**Set task**
Locate the word "difference" in the entries below, then gather every line that holds it.

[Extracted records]

______________________________

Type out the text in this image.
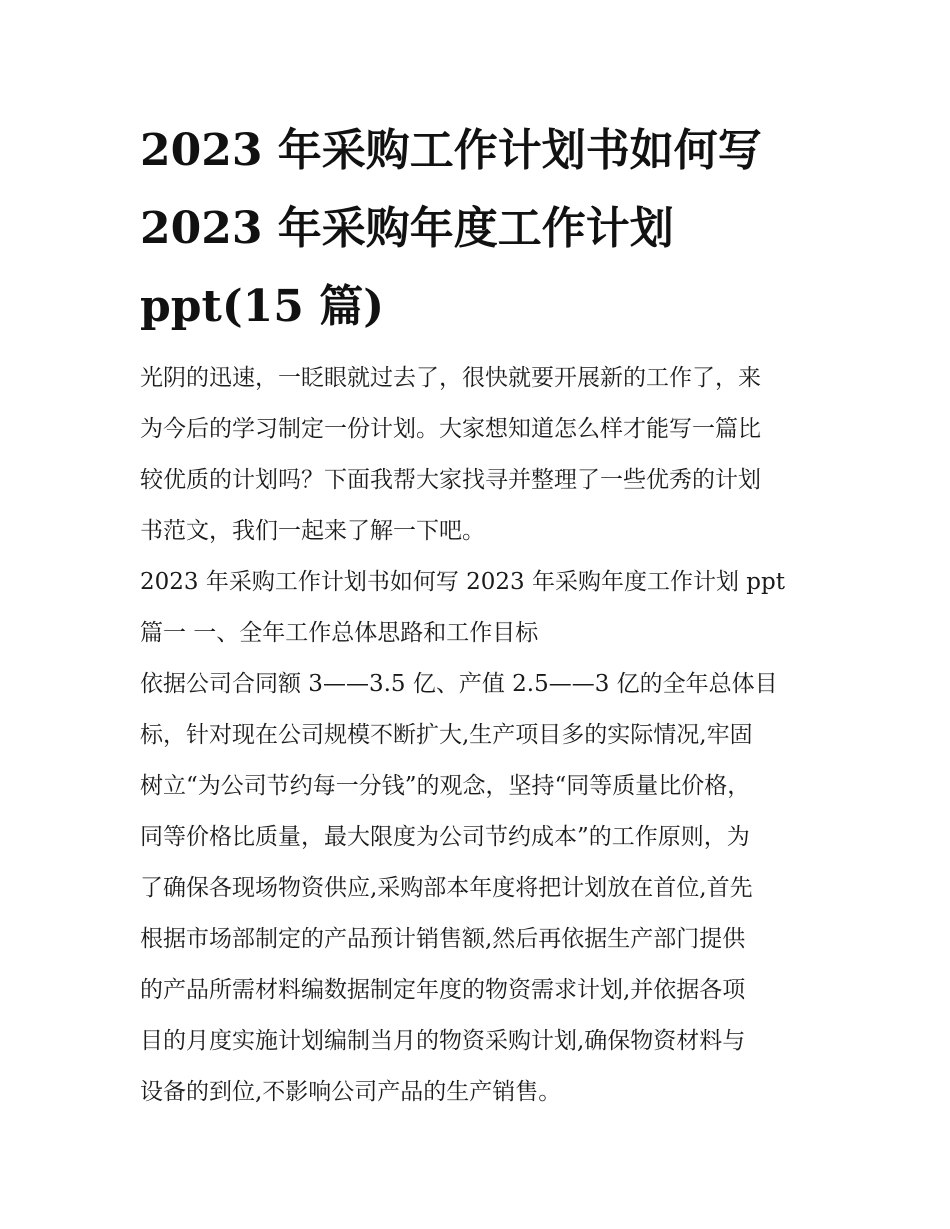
2023 年采购工作计划书如何写
2023 年采购年度工作计划
ppt(15 篇)

光阴的迅速，一眨眼就过去了，很快就要开展新的工作了，来
为今后的学习制定一份计划。大家想知道怎么样才能写一篇比
较优质的计划吗？下面我帮大家找寻并整理了一些优秀的计划
书范文，我们一起来了解一下吧。

2023 年采购工作计划书如何写 2023 年采购年度工作计划 ppt

篇一 一、全年工作总体思路和工作目标

依据公司合同额 3——3.5 亿、产值 2.5——3 亿的全年总体目
标，针对现在公司规模不断扩大,生产项目多的实际情况,牢固
树立“为公司节约每一分钱”的观念，坚持“同等质量比价格，
同等价格比质量，最大限度为公司节约成本”的工作原则，为
了确保各现场物资供应,采购部本年度将把计划放在首位,首先
根据市场部制定的产品预计销售额,然后再依据生产部门提供
的产品所需材料编数据制定年度的物资需求计划,并依据各项
目的月度实施计划编制当月的物资采购计划,确保物资材料与
设备的到位,不影响公司产品的生产销售。
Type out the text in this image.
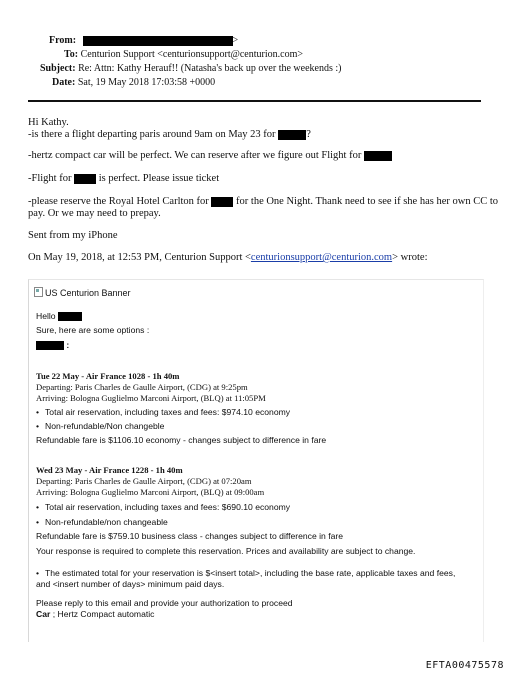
From:	>
To: Centurion Support <centurionsupport@centurion.com>
Subject: Re: Attn: Kathy Herauf!! (Natasha's back up over the weekends :)
Date: Sat, 19 May 2018 17:03:58 +0000
Hi Kathy.
-is there a flight departing paris around 9am on May 23 for	?
-hertz compact car will be perfect. We can reserve after we figure out Flight for
-Flight for	is perfect. Please issue ticket
-please reserve the Royal Hotel Carlton for	for the One Night. Thank need to see if she has her own CC to
pay. Or we may need to prepay.
Sent from my iPhone
On May 19, 2018, at 12:53 PM, Centurion Support <centurionsupport@centurion.com> wrote:
US Centurion Banner
Hello
Sure, here are some options :
:
Tue 22 May - Air France 1028 - 1h 40m
Departing: Paris Charles de Gaulle Airport, (CDG) at 9:25pm
Arriving: Bologna Guglielmo Marconi Airport, (BLQ) at 11:05PM
• Total air reservation, including taxes and fees: $974.10 economy
• Non-refundable/Non changeble
Refundable fare is $1106.10 economy - changes subject to difference in fare
Wed 23 May - Air France 1228 - 1h 40m
Departing: Paris Charles de Gaulle Airport, (CDG) at 07:20am
Arriving: Bologna Guglielmo Marconi Airport, (BLQ) at 09:00am
• Total air reservation, including taxes and fees: $690.10 economy
• Non-refundable/non changeable
Refundable fare is $759.10 business class - changes subject to difference in fare
Your response is required to complete this reservation. Prices and availability are subject to change.
• The estimated total for your reservation is $<insert total>, including the base rate, applicable taxes and fees,
and <insert number of days> minimum paid days.
Please reply to this email and provide your authorization to proceed
Car ; Hertz Compact automatic
EFTA00475578
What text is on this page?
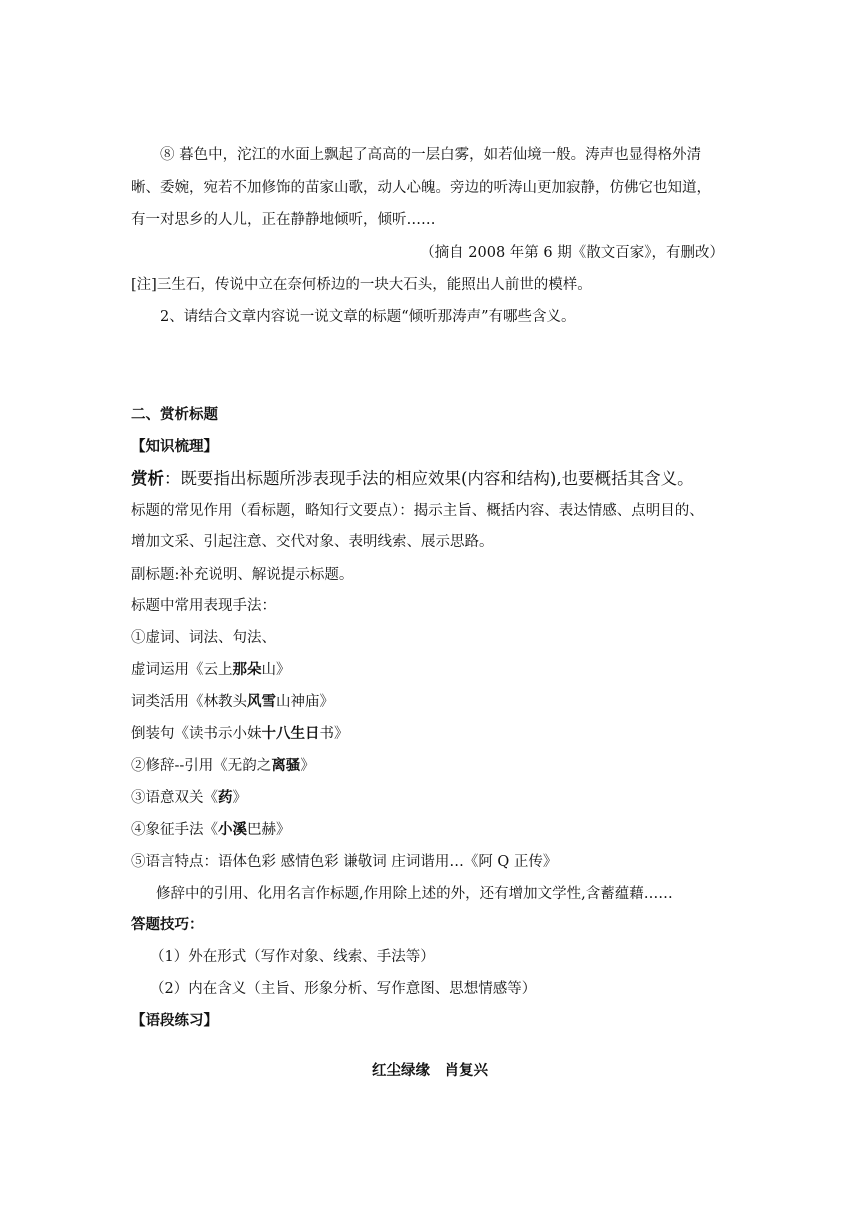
⑧ 暮色中，沱江的水面上飘起了高高的一层白雾，如若仙境一般。涛声也显得格外清
晰、委婉，宛若不加修饰的苗家山歌，动人心魄。旁边的听涛山更加寂静，仿佛它也知道，
有一对思乡的人儿，正在静静地倾听，倾听……
（摘自 2008 年第 6 期《散文百家》，有删改）
[注]三生石，传说中立在奈何桥边的一块大石头，能照出人前世的模样。
2、请结合文章内容说一说文章的标题“倾听那涛声”有哪些含义。
二、赏析标题
【知识梳理】
赏析：既要指出标题所涉表现手法的相应效果(内容和结构),也要概括其含义。
标题的常见作用（看标题，略知行文要点）：揭示主旨、概括内容、表达情感、点明目的、
增加文采、引起注意、交代对象、表明线索、展示思路。
副标题:补充说明、解说提示标题。
标题中常用表现手法：
①虚词、词法、句法、
虚词运用《云上那朵山》
词类活用《林教头风雪山神庙》
倒装句《读书示小妹十八生日书》
②修辞--引用《无韵之离骚》
③语意双关《药》
④象征手法《小溪巴赫》
⑤语言特点：语体色彩 感情色彩 谦敬词 庄词谐用…《阿 Q 正传》
修辞中的引用、化用名言作标题,作用除上述的外，还有增加文学性,含蓄蕴藉……
答题技巧：
（1）外在形式（写作对象、线索、手法等）
（2）内在含义（主旨、形象分析、写作意图、思想情感等）
【语段练习】
红尘绿缘　肖复兴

______________________________

**Answer to the problem**
Refundable fare is $1106.10 economy - changes subject to difference in fare
Refundable fare is $759.10 business class - changes subject to difference in fare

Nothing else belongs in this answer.